------ TASK INPUTS ------

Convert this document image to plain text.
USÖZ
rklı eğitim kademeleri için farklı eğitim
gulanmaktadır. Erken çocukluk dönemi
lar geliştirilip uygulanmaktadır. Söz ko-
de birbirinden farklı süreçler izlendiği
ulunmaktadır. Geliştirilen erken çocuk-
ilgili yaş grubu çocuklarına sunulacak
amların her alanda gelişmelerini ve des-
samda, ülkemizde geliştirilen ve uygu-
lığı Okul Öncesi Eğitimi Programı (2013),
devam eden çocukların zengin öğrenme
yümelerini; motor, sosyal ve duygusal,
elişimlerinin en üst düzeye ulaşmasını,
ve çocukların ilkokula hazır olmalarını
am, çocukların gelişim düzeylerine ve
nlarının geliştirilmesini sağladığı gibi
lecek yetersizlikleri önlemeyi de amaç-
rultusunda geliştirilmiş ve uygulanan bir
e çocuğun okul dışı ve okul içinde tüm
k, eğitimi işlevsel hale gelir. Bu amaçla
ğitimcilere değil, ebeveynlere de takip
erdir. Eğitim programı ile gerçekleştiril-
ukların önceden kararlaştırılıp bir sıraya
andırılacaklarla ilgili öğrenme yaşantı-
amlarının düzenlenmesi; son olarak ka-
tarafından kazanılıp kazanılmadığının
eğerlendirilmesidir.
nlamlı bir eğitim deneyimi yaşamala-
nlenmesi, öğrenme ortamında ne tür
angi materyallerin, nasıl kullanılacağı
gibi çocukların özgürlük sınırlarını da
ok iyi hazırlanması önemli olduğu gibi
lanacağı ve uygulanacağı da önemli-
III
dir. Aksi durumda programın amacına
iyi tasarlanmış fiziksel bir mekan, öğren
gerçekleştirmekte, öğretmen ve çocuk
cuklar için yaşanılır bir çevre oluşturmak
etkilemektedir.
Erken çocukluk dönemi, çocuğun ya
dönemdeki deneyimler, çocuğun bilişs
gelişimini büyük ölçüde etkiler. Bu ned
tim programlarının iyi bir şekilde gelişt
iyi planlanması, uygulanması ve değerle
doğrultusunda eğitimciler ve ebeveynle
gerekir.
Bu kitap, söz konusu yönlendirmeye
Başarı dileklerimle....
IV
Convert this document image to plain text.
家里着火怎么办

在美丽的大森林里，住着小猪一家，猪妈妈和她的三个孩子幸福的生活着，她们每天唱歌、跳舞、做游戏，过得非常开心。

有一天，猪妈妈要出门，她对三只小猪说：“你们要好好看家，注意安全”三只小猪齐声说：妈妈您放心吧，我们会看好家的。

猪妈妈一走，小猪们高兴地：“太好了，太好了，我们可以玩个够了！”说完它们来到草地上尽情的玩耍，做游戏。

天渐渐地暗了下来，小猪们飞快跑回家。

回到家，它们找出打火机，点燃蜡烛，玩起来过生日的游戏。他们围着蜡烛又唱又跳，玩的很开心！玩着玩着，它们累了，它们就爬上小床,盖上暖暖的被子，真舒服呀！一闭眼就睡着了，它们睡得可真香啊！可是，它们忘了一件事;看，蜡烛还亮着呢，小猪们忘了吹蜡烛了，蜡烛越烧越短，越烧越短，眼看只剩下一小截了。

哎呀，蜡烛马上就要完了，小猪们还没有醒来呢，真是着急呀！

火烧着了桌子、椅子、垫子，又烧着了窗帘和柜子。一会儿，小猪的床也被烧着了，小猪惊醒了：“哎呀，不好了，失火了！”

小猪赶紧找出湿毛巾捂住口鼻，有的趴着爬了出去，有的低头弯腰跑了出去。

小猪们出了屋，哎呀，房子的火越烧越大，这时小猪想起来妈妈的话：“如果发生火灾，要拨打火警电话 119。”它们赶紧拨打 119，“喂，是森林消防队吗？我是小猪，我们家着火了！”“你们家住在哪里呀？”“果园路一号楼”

------

GIVEN EXERCISE> All lines holding the word "farklı" should be picked out and copied.

PROBLEM SOLUTION>
rklı eğitim kademeleri için farklı eğitim
de birbirinden farklı süreçler izlendiği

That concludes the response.